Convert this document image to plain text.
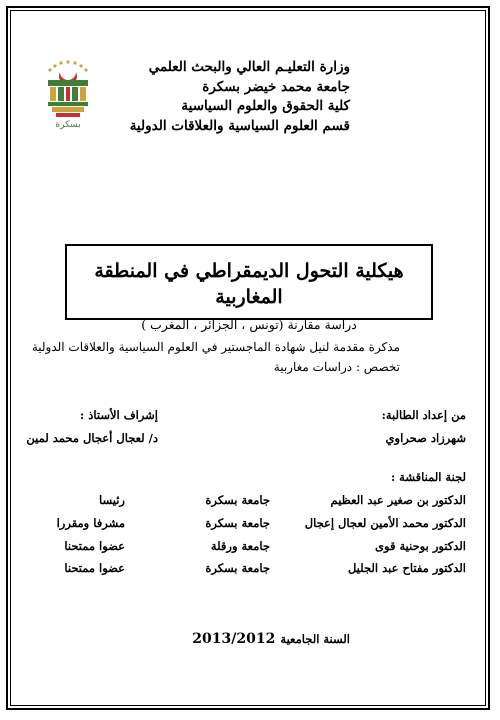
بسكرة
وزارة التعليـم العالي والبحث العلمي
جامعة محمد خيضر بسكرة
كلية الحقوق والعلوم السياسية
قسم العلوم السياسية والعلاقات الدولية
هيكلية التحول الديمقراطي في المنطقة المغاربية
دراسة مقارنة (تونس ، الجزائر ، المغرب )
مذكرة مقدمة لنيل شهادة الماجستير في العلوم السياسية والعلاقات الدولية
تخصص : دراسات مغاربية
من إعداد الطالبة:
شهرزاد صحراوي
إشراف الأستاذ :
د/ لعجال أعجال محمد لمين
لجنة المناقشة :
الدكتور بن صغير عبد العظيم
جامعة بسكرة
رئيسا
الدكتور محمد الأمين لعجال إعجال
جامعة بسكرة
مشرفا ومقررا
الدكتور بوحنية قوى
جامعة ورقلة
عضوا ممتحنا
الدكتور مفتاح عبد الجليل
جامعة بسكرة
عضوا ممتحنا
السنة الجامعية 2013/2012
==
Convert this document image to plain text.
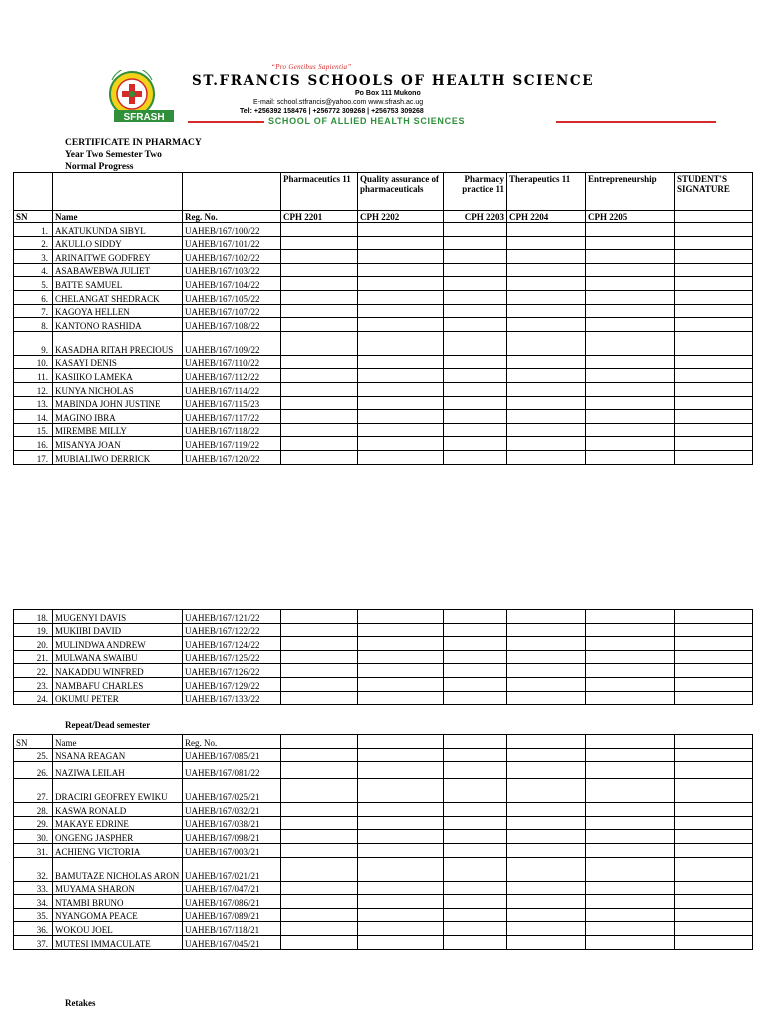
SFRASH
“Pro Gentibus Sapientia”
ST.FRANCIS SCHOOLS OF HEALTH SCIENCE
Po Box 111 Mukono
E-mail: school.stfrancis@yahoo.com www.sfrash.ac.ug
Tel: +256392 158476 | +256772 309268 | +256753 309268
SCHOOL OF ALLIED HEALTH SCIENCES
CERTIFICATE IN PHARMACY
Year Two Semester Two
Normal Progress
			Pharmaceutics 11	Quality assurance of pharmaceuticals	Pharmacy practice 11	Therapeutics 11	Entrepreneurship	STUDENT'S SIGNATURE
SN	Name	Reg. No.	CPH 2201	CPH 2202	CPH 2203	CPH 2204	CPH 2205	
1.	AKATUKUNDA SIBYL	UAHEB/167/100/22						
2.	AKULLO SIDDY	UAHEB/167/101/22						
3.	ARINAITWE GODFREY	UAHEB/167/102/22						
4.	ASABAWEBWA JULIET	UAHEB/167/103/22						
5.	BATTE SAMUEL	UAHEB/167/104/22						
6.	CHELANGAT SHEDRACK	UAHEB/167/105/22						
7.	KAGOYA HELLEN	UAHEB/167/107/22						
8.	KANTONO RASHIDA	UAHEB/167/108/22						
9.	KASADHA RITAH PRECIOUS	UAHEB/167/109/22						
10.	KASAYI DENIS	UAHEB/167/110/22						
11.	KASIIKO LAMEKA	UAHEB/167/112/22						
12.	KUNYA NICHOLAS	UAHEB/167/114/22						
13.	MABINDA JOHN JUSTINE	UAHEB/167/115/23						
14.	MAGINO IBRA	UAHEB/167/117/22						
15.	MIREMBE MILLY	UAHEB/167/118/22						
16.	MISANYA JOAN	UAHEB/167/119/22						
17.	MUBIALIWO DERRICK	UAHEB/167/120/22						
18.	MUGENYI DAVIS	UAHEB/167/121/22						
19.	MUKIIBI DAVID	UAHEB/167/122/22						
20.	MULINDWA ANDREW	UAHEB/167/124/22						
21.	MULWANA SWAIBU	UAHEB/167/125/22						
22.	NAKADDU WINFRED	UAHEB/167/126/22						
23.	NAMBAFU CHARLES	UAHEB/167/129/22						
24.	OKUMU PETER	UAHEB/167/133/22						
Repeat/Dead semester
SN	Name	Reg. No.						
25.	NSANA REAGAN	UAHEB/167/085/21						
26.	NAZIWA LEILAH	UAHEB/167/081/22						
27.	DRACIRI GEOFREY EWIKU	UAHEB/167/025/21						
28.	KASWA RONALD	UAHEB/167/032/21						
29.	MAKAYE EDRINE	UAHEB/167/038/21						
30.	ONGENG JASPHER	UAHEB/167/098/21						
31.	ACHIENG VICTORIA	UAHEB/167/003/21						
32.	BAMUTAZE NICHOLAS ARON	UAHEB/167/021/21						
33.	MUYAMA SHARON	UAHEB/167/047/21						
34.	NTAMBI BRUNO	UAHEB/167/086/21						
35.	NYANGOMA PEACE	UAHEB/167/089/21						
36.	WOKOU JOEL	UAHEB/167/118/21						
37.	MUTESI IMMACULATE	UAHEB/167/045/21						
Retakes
--
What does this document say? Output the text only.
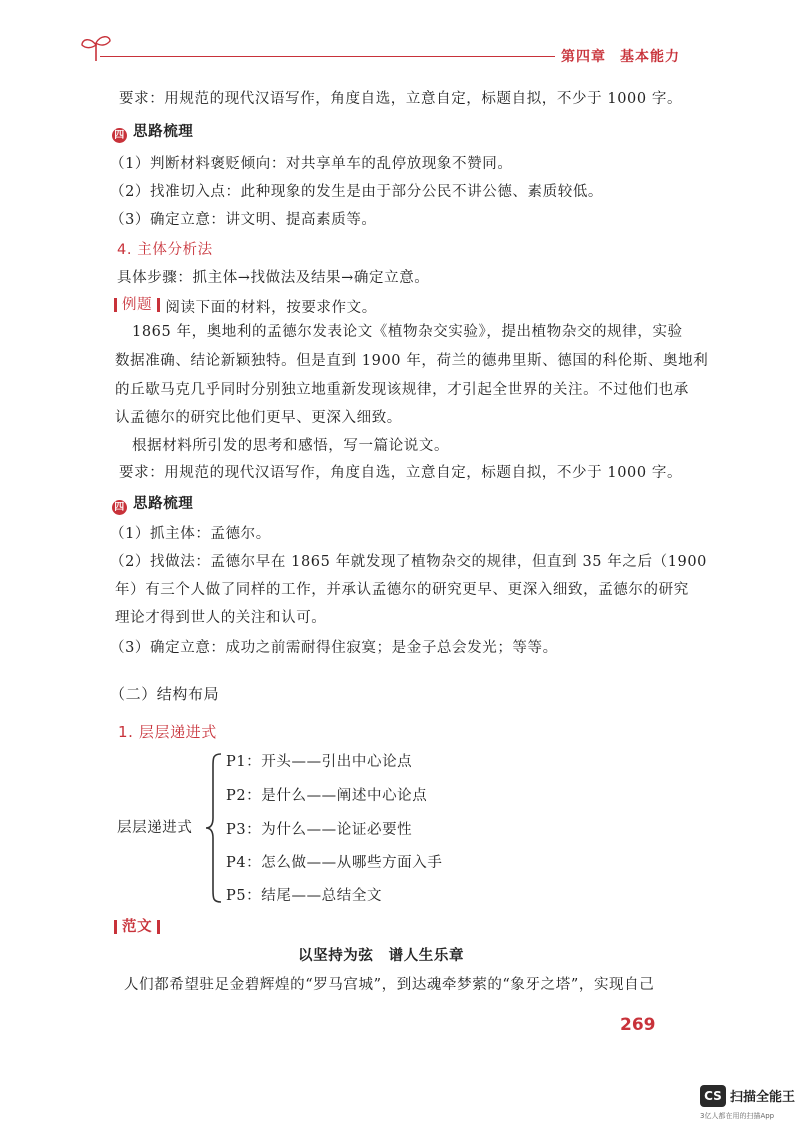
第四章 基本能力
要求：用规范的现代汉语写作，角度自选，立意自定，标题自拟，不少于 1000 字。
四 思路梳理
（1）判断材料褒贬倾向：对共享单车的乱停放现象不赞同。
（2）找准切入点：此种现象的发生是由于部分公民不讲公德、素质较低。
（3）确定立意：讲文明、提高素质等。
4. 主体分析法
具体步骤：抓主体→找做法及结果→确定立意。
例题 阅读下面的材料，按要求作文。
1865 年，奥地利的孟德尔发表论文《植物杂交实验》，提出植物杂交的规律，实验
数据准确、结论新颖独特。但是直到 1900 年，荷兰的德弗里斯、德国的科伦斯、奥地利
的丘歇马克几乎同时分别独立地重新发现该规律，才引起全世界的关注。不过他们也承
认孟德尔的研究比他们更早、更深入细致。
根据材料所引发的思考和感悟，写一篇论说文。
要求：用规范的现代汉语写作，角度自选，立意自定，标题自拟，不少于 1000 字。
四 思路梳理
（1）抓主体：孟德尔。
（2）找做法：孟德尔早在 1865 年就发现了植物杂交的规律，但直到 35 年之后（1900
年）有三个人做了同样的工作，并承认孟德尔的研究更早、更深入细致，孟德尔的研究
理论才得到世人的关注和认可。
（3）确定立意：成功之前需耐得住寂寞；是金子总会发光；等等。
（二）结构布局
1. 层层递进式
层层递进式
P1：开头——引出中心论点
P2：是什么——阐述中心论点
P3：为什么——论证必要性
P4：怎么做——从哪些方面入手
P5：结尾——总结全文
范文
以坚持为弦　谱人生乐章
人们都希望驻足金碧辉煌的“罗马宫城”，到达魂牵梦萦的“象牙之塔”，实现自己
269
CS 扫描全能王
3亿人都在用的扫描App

* The problem
Where a line above contains the string "محمد", copy that line.

* The response
جامعة محمد خيضر بسكرة
د/ لعجال أعجال محمد لمين
الدكتور محمد الأمين لعجال إعجال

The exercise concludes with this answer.